Part of a data file:
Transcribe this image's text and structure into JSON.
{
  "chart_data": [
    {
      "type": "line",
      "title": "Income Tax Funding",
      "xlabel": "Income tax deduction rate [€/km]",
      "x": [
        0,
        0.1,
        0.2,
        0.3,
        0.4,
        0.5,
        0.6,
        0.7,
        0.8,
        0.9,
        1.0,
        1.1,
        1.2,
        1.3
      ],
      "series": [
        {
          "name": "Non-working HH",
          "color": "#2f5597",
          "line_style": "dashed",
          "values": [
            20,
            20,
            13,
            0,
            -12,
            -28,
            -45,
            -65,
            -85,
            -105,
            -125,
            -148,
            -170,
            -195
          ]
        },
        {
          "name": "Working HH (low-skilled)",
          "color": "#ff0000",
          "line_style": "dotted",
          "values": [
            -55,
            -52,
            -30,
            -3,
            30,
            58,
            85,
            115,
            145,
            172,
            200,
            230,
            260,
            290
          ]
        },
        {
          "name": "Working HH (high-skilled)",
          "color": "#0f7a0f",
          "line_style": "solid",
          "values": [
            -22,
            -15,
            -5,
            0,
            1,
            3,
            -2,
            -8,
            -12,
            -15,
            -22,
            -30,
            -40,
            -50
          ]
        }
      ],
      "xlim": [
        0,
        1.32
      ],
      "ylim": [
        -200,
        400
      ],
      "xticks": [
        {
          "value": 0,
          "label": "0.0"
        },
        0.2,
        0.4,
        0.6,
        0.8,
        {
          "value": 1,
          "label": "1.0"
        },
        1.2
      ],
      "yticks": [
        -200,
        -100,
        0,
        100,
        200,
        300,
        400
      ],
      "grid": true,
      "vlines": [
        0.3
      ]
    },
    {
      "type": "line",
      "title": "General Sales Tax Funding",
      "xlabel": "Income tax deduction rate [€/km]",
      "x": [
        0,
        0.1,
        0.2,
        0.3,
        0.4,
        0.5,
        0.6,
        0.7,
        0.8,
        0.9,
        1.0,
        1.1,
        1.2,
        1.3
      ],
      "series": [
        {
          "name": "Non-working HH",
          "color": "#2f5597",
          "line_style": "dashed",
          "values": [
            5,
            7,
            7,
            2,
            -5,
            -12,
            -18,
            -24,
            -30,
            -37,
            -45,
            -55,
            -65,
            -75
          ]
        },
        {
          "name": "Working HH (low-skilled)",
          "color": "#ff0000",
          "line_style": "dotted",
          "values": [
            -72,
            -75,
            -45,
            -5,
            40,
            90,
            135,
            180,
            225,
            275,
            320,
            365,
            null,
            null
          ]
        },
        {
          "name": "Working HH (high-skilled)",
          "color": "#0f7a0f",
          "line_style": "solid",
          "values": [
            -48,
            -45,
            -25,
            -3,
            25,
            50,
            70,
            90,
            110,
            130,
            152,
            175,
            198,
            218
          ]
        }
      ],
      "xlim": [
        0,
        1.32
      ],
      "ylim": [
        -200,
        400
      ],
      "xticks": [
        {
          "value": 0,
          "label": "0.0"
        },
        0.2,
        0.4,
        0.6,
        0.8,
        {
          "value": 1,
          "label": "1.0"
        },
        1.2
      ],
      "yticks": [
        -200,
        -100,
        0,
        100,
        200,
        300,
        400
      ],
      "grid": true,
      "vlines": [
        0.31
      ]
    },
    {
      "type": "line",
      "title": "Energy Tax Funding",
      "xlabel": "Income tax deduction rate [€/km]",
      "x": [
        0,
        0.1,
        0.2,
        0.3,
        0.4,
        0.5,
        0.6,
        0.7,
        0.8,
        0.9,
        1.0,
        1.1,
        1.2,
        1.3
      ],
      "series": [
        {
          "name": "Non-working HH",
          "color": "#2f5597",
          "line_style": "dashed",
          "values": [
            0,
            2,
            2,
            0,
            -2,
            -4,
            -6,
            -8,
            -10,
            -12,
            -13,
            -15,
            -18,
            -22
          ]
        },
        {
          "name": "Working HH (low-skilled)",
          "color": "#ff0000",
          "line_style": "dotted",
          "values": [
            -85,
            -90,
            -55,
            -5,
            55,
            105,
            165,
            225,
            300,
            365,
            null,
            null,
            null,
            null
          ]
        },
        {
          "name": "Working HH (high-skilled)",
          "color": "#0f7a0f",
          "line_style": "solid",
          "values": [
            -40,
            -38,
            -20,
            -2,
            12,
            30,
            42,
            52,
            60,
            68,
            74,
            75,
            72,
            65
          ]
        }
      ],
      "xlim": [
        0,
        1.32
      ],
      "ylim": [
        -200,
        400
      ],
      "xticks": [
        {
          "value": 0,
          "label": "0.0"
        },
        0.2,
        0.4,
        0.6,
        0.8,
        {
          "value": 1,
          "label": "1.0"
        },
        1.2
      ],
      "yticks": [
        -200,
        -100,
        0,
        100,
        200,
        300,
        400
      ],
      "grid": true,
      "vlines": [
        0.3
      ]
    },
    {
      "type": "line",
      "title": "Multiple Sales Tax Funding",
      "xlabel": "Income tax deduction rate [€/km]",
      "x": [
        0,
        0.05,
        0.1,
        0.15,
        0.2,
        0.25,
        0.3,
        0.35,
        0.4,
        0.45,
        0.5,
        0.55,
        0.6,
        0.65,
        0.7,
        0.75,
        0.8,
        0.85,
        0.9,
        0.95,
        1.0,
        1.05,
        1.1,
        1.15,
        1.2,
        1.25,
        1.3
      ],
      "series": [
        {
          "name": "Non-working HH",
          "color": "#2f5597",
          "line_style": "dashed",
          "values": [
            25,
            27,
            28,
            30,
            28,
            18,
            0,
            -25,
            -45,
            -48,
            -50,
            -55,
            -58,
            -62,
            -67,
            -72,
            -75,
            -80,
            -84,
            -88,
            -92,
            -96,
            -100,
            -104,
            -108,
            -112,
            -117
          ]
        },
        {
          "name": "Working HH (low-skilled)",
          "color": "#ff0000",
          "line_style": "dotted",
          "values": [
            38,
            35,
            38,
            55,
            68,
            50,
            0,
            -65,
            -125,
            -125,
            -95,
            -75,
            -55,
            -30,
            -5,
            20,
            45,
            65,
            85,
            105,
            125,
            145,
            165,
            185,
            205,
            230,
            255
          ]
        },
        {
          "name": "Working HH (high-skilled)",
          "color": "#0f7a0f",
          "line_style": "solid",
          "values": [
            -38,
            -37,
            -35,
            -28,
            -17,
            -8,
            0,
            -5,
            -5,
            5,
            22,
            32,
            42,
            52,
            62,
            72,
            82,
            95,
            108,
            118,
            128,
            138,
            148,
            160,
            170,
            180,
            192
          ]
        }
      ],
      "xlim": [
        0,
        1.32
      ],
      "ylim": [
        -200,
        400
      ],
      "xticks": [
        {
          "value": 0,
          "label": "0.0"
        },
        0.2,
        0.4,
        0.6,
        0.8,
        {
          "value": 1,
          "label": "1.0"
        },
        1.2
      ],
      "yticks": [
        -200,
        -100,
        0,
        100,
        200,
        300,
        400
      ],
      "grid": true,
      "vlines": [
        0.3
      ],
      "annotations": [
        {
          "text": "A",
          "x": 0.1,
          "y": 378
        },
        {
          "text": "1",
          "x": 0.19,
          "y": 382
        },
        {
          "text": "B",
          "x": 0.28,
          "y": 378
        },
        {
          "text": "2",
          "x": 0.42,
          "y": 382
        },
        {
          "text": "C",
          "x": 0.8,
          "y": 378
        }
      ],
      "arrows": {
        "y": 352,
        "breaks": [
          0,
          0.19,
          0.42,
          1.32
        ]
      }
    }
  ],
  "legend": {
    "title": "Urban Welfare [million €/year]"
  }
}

STATED TASK: Print the listing above in its entirety, with every line exact.

COMPLETE ANSWER:
Transcribe this image's text and structure into JSON.
{
  "chart_data": [
    {
      "type": "line",
      "title": "Income Tax Funding",
      "xlabel": "Income tax deduction rate [€/km]",
      "x": [
        0,
        0.1,
        0.2,
        0.3,
        0.4,
        0.5,
        0.6,
        0.7,
        0.8,
        0.9,
        1.0,
        1.1,
        1.2,
        1.3
      ],
      "series": [
        {
          "name": "Non-working HH",
          "color": "#2f5597",
          "line_style": "dashed",
          "values": [
            20,
            20,
            13,
            0,
            -12,
            -28,
            -45,
            -65,
            -85,
            -105,
            -125,
            -148,
            -170,
            -195
          ]
        },
        {
          "name": "Working HH (low-skilled)",
          "color": "#ff0000",
          "line_style": "dotted",
          "values": [
            -55,
            -52,
            -30,
            -3,
            30,
            58,
            85,
            115,
            145,
            172,
            200,
            230,
            260,
            290
          ]
        },
        {
          "name": "Working HH (high-skilled)",
          "color": "#0f7a0f",
          "line_style": "solid",
          "values": [
            -22,
            -15,
            -5,
            0,
            1,
            3,
            -2,
            -8,
            -12,
            -15,
            -22,
            -30,
            -40,
            -50
          ]
        }
      ],
      "xlim": [
        0,
        1.32
      ],
      "ylim": [
        -200,
        400
      ],
      "xticks": [
        {
          "value": 0,
          "label": "0.0"
        },
        0.2,
        0.4,
        0.6,
        0.8,
        {
          "value": 1,
          "label": "1.0"
        },
        1.2
      ],
      "yticks": [
        -200,
        -100,
        0,
        100,
        200,
        300,
        400
      ],
      "grid": true,
      "vlines": [
        0.3
      ]
    },
    {
      "type": "line",
      "title": "General Sales Tax Funding",
      "xlabel": "Income tax deduction rate [€/km]",
      "x": [
        0,
        0.1,
        0.2,
        0.3,
        0.4,
        0.5,
        0.6,
        0.7,
        0.8,
        0.9,
        1.0,
        1.1,
        1.2,
        1.3
      ],
      "series": [
        {
          "name": "Non-working HH",
          "color": "#2f5597",
          "line_style": "dashed",
          "values": [
            5,
            7,
            7,
            2,
            -5,
            -12,
            -18,
            -24,
            -30,
            -37,
            -45,
            -55,
            -65,
            -75
          ]
        },
        {
          "name": "Working HH (low-skilled)",
          "color": "#ff0000",
          "line_style": "dotted",
          "values": [
            -72,
            -75,
            -45,
            -5,
            40,
            90,
            135,
            180,
            225,
            275,
            320,
            365,
            null,
            null
          ]
        },
        {
          "name": "Working HH (high-skilled)",
          "color": "#0f7a0f",
          "line_style": "solid",
          "values": [
            -48,
            -45,
            -25,
            -3,
            25,
            50,
            70,
            90,
            110,
            130,
            152,
            175,
            198,
            218
          ]
        }
      ],
      "xlim": [
        0,
        1.32
      ],
      "ylim": [
        -200,
        400
      ],
      "xticks": [
        {
          "value": 0,
          "label": "0.0"
        },
        0.2,
        0.4,
        0.6,
        0.8,
        {
          "value": 1,
          "label": "1.0"
        },
        1.2
      ],
      "yticks": [
        -200,
        -100,
        0,
        100,
        200,
        300,
        400
      ],
      "grid": true,
      "vlines": [
        0.31
      ]
    },
    {
      "type": "line",
      "title": "Energy Tax Funding",
      "xlabel": "Income tax deduction rate [€/km]",
      "x": [
        0,
        0.1,
        0.2,
        0.3,
        0.4,
        0.5,
        0.6,
        0.7,
        0.8,
        0.9,
        1.0,
        1.1,
        1.2,
        1.3
      ],
      "series": [
        {
          "name": "Non-working HH",
          "color": "#2f5597",
          "line_style": "dashed",
          "values": [
            0,
            2,
            2,
            0,
            -2,
            -4,
            -6,
            -8,
            -10,
            -12,
            -13,
            -15,
            -18,
            -22
          ]
        },
        {
          "name": "Working HH (low-skilled)",
          "color": "#ff0000",
          "line_style": "dotted",
          "values": [
            -85,
            -90,
            -55,
            -5,
            55,
            105,
            165,
            225,
            300,
            365,
            null,
            null,
            null,
            null
          ]
        },
        {
          "name": "Working HH (high-skilled)",
          "color": "#0f7a0f",
          "line_style": "solid",
          "values": [
            -40,
            -38,
            -20,
            -2,
            12,
            30,
            42,
            52,
            60,
            68,
            74,
            75,
            72,
            65
          ]
        }
      ],
      "xlim": [
        0,
        1.32
      ],
      "ylim": [
        -200,
        400
      ],
      "xticks": [
        {
          "value": 0,
          "label": "0.0"
        },
        0.2,
        0.4,
        0.6,
        0.8,
        {
          "value": 1,
          "label": "1.0"
        },
        1.2
      ],
      "yticks": [
        -200,
        -100,
        0,
        100,
        200,
        300,
        400
      ],
      "grid": true,
      "vlines": [
        0.3
      ]
    },
    {
      "type": "line",
      "title": "Multiple Sales Tax Funding",
      "xlabel": "Income tax deduction rate [€/km]",
      "x": [
        0,
        0.05,
        0.1,
        0.15,
        0.2,
        0.25,
        0.3,
        0.35,
        0.4,
        0.45,
        0.5,
        0.55,
        0.6,
        0.65,
        0.7,
        0.75,
        0.8,
        0.85,
        0.9,
        0.95,
        1.0,
        1.05,
        1.1,
        1.15,
        1.2,
        1.25,
        1.3
      ],
      "series": [
        {
          "name": "Non-working HH",
          "color": "#2f5597",
          "line_style": "dashed",
          "values": [
            25,
            27,
            28,
            30,
            28,
            18,
            0,
            -25,
            -45,
            -48,
            -50,
            -55,
            -58,
            -62,
            -67,
            -72,
            -75,
            -80,
            -84,
            -88,
            -92,
            -96,
            -100,
            -104,
            -108,
            -112,
            -117
          ]
        },
        {
          "name": "Working HH (low-skilled)",
          "color": "#ff0000",
          "line_style": "dotted",
          "values": [
            38,
            35,
            38,
            55,
            68,
            50,
            0,
            -65,
            -125,
            -125,
            -95,
            -75,
            -55,
            -30,
            -5,
            20,
            45,
            65,
            85,
            105,
            125,
            145,
            165,
            185,
            205,
            230,
            255
          ]
        },
        {
          "name": "Working HH (high-skilled)",
          "color": "#0f7a0f",
          "line_style": "solid",
          "values": [
            -38,
            -37,
            -35,
            -28,
            -17,
            -8,
            0,
            -5,
            -5,
            5,
            22,
            32,
            42,
            52,
            62,
            72,
            82,
            95,
            108,
            118,
            128,
            138,
            148,
            160,
            170,
            180,
            192
          ]
        }
      ],
      "xlim": [
        0,
        1.32
      ],
      "ylim": [
        -200,
        400
      ],
      "xticks": [
        {
          "value": 0,
          "label": "0.0"
        },
        0.2,
        0.4,
        0.6,
        0.8,
        {
          "value": 1,
          "label": "1.0"
        },
        1.2
      ],
      "yticks": [
        -200,
        -100,
        0,
        100,
        200,
        300,
        400
      ],
      "grid": true,
      "vlines": [
        0.3
      ],
      "annotations": [
        {
          "text": "A",
          "x": 0.1,
          "y": 378
        },
        {
          "text": "1",
          "x": 0.19,
          "y": 382
        },
        {
          "text": "B",
          "x": 0.28,
          "y": 378
        },
        {
          "text": "2",
          "x": 0.42,
          "y": 382
        },
        {
          "text": "C",
          "x": 0.8,
          "y": 378
        }
      ],
      "arrows": {
        "y": 352,
        "breaks": [
          0,
          0.19,
          0.42,
          1.32
        ]
      }
    }
  ],
  "legend": {
    "title": "Urban Welfare [million €/year]"
  }
}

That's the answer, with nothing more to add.